** AIM **
Write out the records beneath this line exactly as they appear, minus any images.
[Start]
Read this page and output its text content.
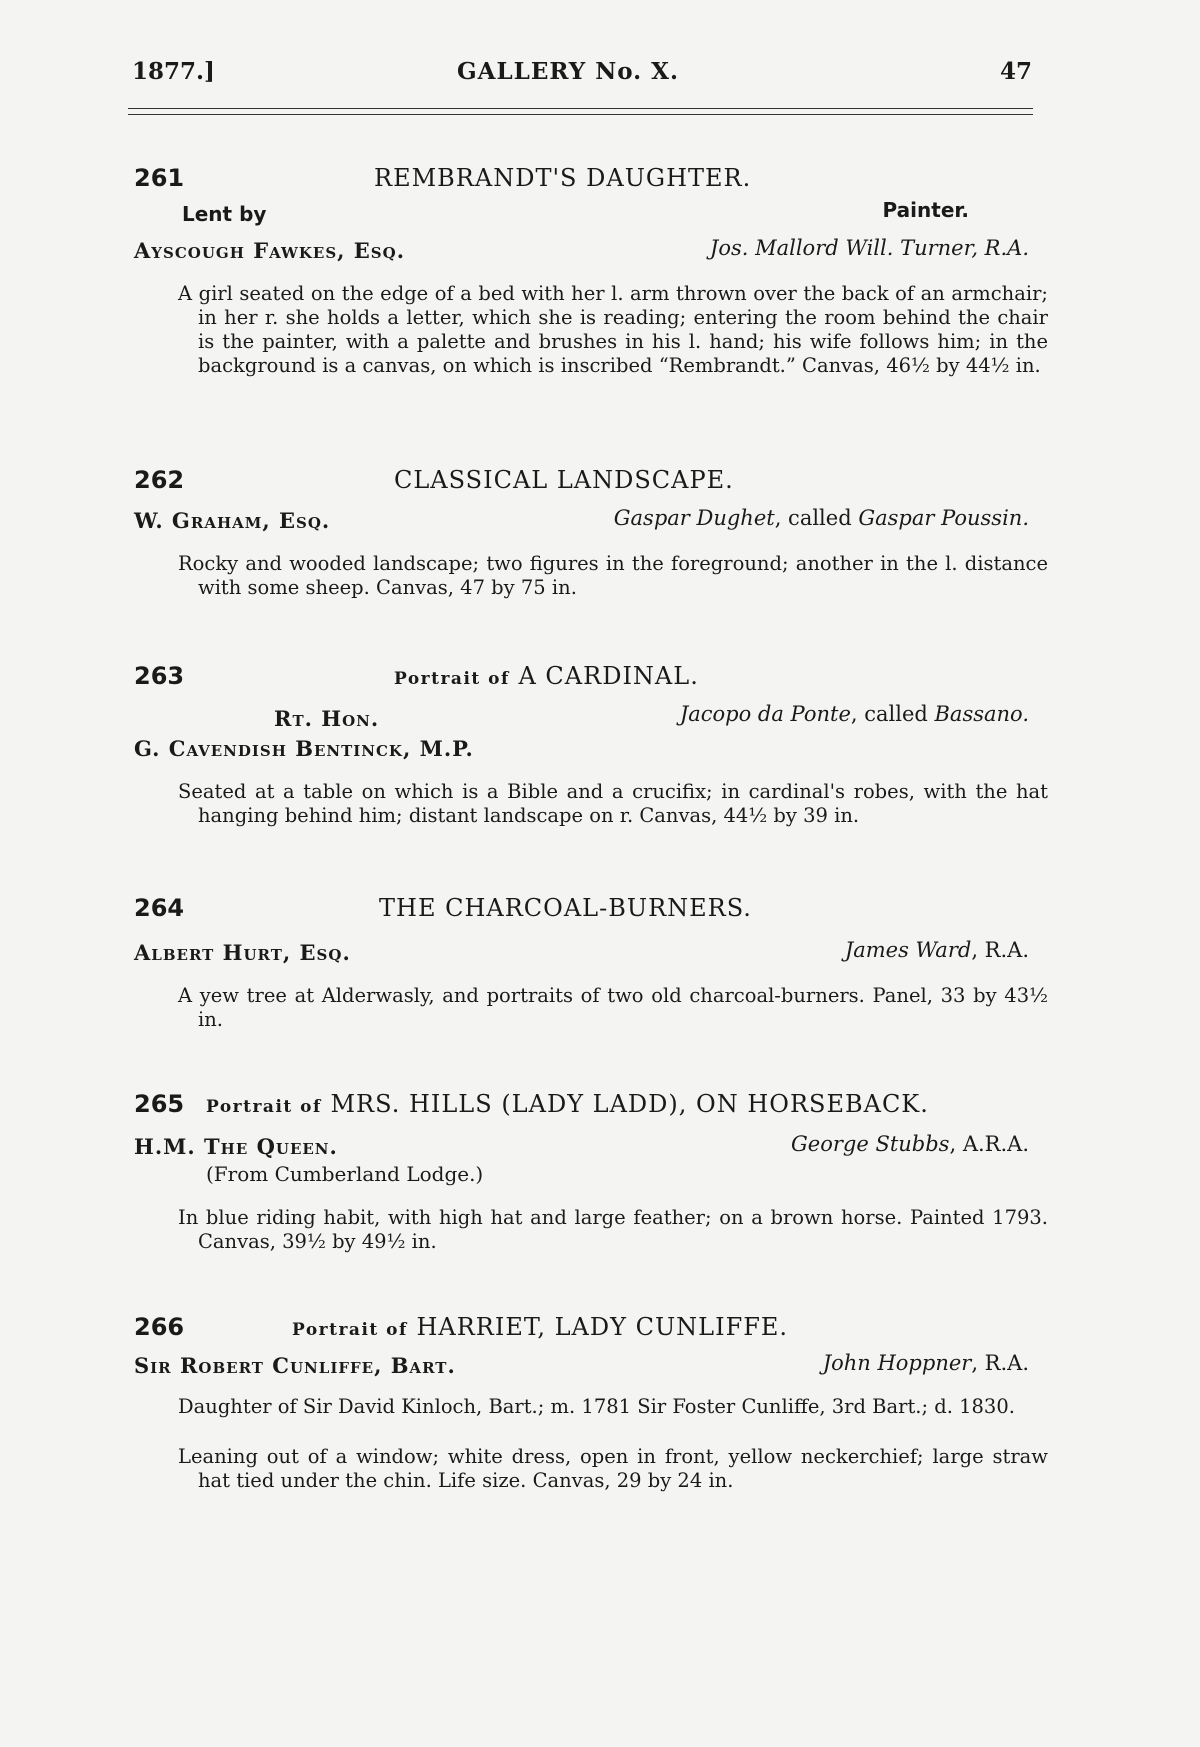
1877.]	GALLERY No. X.	47
261	REMBRANDT'S DAUGHTER.
Lent by	Painter.
Ayscough Fawkes, Esq.	Jos. Mallord Will. Turner, R.A.
A girl seated on the edge of a bed with her l. arm thrown over the back of an armchair; in her r. she holds a letter, which she is reading; entering the room behind the chair is the painter, with a palette and brushes in his l. hand; his wife follows him; in the background is a canvas, on which is inscribed “Rembrandt.” Canvas, 46½ by 44½ in.
262	CLASSICAL LANDSCAPE.
W. Graham, Esq.	Gaspar Dughet, called Gaspar Poussin.
Rocky and wooded landscape; two figures in the foreground; another in the l. distance with some sheep. Canvas, 47 by 75 in.
263	Portrait of A CARDINAL.
Rt. Hon.	Jacopo da Ponte, called Bassano.
G. Cavendish Bentinck, M.P.
Seated at a table on which is a Bible and a crucifix; in cardinal's robes, with the hat hanging behind him; distant landscape on r. Canvas, 44½ by 39 in.
264	THE CHARCOAL-BURNERS.
Albert Hurt, Esq.	James Ward, R.A.
A yew tree at Alderwasly, and portraits of two old charcoal-burners. Panel, 33 by 43½ in.
265 Portrait of MRS. HILLS (LADY LADD), ON HORSEBACK.
H.M. The Queen.	George Stubbs, A.R.A.
(From Cumberland Lodge.)
In blue riding habit, with high hat and large feather; on a brown horse. Painted 1793. Canvas, 39½ by 49½ in.
266	Portrait of HARRIET, LADY CUNLIFFE.
Sir Robert Cunliffe, Bart.	John Hoppner, R.A.
Daughter of Sir David Kinloch, Bart.; m. 1781 Sir Foster Cunliffe, 3rd Bart.; d. 1830.
Leaning out of a window; white dress, open in front, yellow neckerchief; large straw hat tied under the chin. Life size. Canvas, 29 by 24 in.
[End]
** FULL ANSWER **
Read this page and output its text content.
1877.]	GALLERY No. X.	47
261	REMBRANDT'S DAUGHTER.
Lent by	Painter.
Ayscough Fawkes, Esq.	Jos. Mallord Will. Turner, R.A.
A girl seated on the edge of a bed with her l. arm thrown over the back of an armchair; in her r. she holds a letter, which she is reading; entering the room behind the chair is the painter, with a palette and brushes in his l. hand; his wife follows him; in the background is a canvas, on which is inscribed “Rembrandt.” Canvas, 46½ by 44½ in.
262	CLASSICAL LANDSCAPE.
W. Graham, Esq.	Gaspar Dughet, called Gaspar Poussin.
Rocky and wooded landscape; two figures in the foreground; another in the l. distance with some sheep. Canvas, 47 by 75 in.
263	Portrait of A CARDINAL.
Rt. Hon.	Jacopo da Ponte, called Bassano.
G. Cavendish Bentinck, M.P.
Seated at a table on which is a Bible and a crucifix; in cardinal's robes, with the hat hanging behind him; distant landscape on r. Canvas, 44½ by 39 in.
264	THE CHARCOAL-BURNERS.
Albert Hurt, Esq.	James Ward, R.A.
A yew tree at Alderwasly, and portraits of two old charcoal-burners. Panel, 33 by 43½ in.
265 Portrait of MRS. HILLS (LADY LADD), ON HORSEBACK.
H.M. The Queen.	George Stubbs, A.R.A.
(From Cumberland Lodge.)
In blue riding habit, with high hat and large feather; on a brown horse. Painted 1793. Canvas, 39½ by 49½ in.
266	Portrait of HARRIET, LADY CUNLIFFE.
Sir Robert Cunliffe, Bart.	John Hoppner, R.A.
Daughter of Sir David Kinloch, Bart.; m. 1781 Sir Foster Cunliffe, 3rd Bart.; d. 1830.
Leaning out of a window; white dress, open in front, yellow neckerchief; large straw hat tied under the chin. Life size. Canvas, 29 by 24 in.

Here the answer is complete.